CONSIGNE ÉCRITE A: Citez le passage de l'article sur Wael Ghonim qui commence par « Wael Ghonim, le » et se poursuit jusqu'à « de sa démission. ».

EXTRAIT CHOISI:
------------------------------------------------

Wael Ghonim, le « maire » de la place Al-Tahrir
Il était l’incarnation parfaite d’une jeunesse égyptienne diplômée, ouverte sur le monde via internet et peu politisée. Aujourd’hui, c’est l’un des rares visages connus des millions de tombeurs du président Moubarak qui ont explosé de joie le 11 février en début de soirée, place Al-Tahrir, à l’annonce de sa démission.
« Ici, en Égypte, on aime se trouver des héros, déclarait Wael Ghonim le 7 février. Mais je ne suis pas un héros. Moi, je suis resté devant un clavier, je n’ai pas risqué ma vie. Les héros, c’est vous ! » Par ces mots, le geek révolutionnaire est devenu l’icône d’une génération, celle des « enfants dissipés de Facebook », comme les appellent les services de sécurité, mais aussi celle d’un peuple courageux et déterminé.
À Dubaï, où il travaille au service marketing de Google pour le Moyen-Orient, Wael, 30 ans, père de famille, diplômé en informatique de l’Université américaine du Caire, aurait pu, explique-t-il lui-même, « rester au bord de la piscine, profiter de ses augmentations de salaire régulières et ne pas s’intéresser à la politique ». Mais, depuis juin 2010, il administre la page Facebook « Nous sommes tous Khaled Saïd », un jeune homme battu à mort par la police après avoir été arraché d’un cybercafé à Alexandrie. Au début de cette année, quand les Tunisiens renversent leur despote, il établit des contacts avec des blogueurs et des groupes protestataires – uniquement via la messagerie Google, la seule qu’il estime sûre – pour organiser la manifestation du 25 janvier. Après avoir battu le pavé, il disparaît le 27. La Direction unifiée des jeunes révolutionnaires en colère, formée le 24 janvier, exige le retour de leur « collègue ». Il ne sera libéré par les services de sécurité que onze jours plus tard, après avoir été détenu au secret, les yeux bandés.

------------------------------------------------

DONNÉES PRÉSENTÉES:
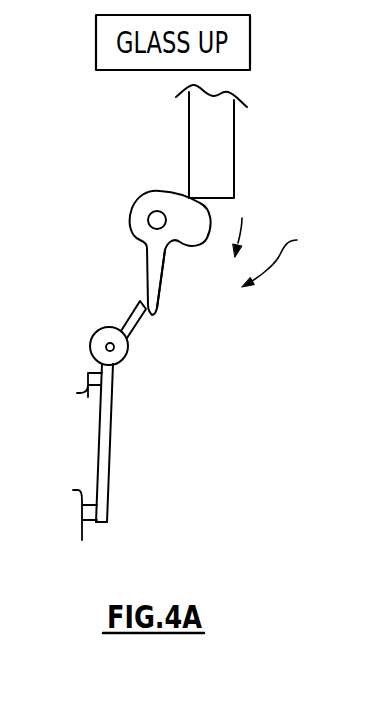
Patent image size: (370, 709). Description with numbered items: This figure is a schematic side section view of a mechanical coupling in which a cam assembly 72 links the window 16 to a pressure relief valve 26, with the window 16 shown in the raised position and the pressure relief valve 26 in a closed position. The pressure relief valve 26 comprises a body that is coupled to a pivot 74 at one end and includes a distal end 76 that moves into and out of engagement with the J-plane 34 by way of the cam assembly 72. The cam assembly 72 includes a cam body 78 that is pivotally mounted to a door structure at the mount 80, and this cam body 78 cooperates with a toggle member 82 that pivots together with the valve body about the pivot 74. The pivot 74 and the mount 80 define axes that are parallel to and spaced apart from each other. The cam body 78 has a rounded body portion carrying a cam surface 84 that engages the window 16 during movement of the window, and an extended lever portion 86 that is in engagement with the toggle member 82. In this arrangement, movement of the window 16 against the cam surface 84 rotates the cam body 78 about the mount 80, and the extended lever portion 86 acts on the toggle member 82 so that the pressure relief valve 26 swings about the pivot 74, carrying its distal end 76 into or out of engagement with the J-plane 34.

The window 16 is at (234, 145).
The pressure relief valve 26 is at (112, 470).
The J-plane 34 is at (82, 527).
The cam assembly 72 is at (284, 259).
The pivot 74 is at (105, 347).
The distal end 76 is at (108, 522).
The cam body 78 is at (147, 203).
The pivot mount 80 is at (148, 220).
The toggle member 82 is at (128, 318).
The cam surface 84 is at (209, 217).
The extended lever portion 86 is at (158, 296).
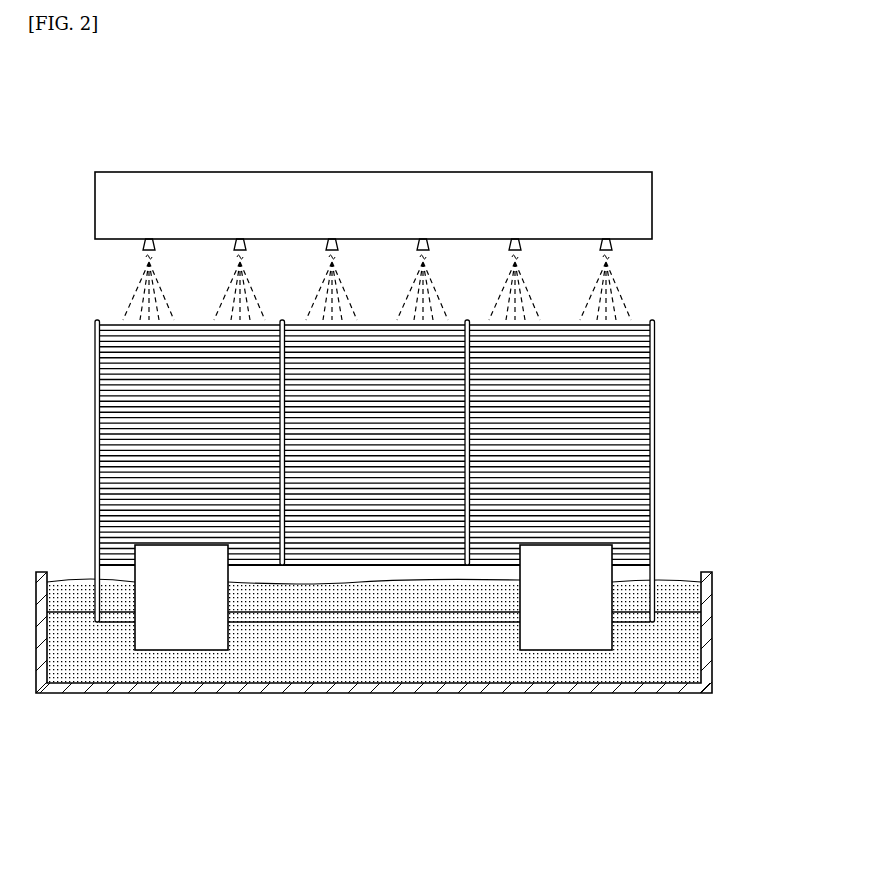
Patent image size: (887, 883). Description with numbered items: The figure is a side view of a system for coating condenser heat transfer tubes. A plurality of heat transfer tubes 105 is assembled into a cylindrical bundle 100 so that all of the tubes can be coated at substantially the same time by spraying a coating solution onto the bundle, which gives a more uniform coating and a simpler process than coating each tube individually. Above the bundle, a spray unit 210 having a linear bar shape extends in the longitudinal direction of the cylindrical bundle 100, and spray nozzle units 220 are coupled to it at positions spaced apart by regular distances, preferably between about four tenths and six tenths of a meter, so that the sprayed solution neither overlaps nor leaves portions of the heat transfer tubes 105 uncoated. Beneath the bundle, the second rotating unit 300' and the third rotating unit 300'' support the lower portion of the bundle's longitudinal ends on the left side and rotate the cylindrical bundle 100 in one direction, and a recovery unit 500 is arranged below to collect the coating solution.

------------------------------------------------

CONSIGNE ÉCRITE B: Reproduisez à l'identique les lignes des enregistrements depuis leur début jusqu'à la ligne contenant « The cam assembly 72 is at (284, 259). », celle-ci comprise, et rien d'autre. Laissez les images hors de votre réponse.

RÉPONSE ÉCRITE A:
Wael Ghonim, le « maire » de la place Al-Tahrir
Il était l’incarnation parfaite d’une jeunesse égyptienne diplômée, ouverte sur le monde via internet et peu politisée. Aujourd’hui, c’est l’un des rares visages connus des millions de tombeurs du président Moubarak qui ont explosé de joie le 11 février en début de soirée, place Al-Tahrir, à l’annonce de sa démission.

RÉPONSE ÉCRITE B:
Patent image size: (370, 709). Description with numbered items: This figure is a schematic side section view of a mechanical coupling in which a cam assembly 72 links the window 16 to a pressure relief valve 26, with the window 16 shown in the raised position and the pressure relief valve 26 in a closed position. The pressure relief valve 26 comprises a body that is coupled to a pivot 74 at one end and includes a distal end 76 that moves into and out of engagement with the J-plane 34 by way of the cam assembly 72. The cam assembly 72 includes a cam body 78 that is pivotally mounted to a door structure at the mount 80, and this cam body 78 cooperates with a toggle member 82 that pivots together with the valve body about the pivot 74. The pivot 74 and the mount 80 define axes that are parallel to and spaced apart from each other. The cam body 78 has a rounded body portion carrying a cam surface 84 that engages the window 16 during movement of the window, and an extended lever portion 86 that is in engagement with the toggle member 82. In this arrangement, movement of the window 16 against the cam surface 84 rotates the cam body 78 about the mount 80, and the extended lever portion 86 acts on the toggle member 82 so that the pressure relief valve 26 swings about the pivot 74, carrying its distal end 76 into or out of engagement with the J-plane 34.

The window 16 is at (234, 145).
The pressure relief valve 26 is at (112, 470).
The J-plane 34 is at (82, 527).
The cam assembly 72 is at (284, 259).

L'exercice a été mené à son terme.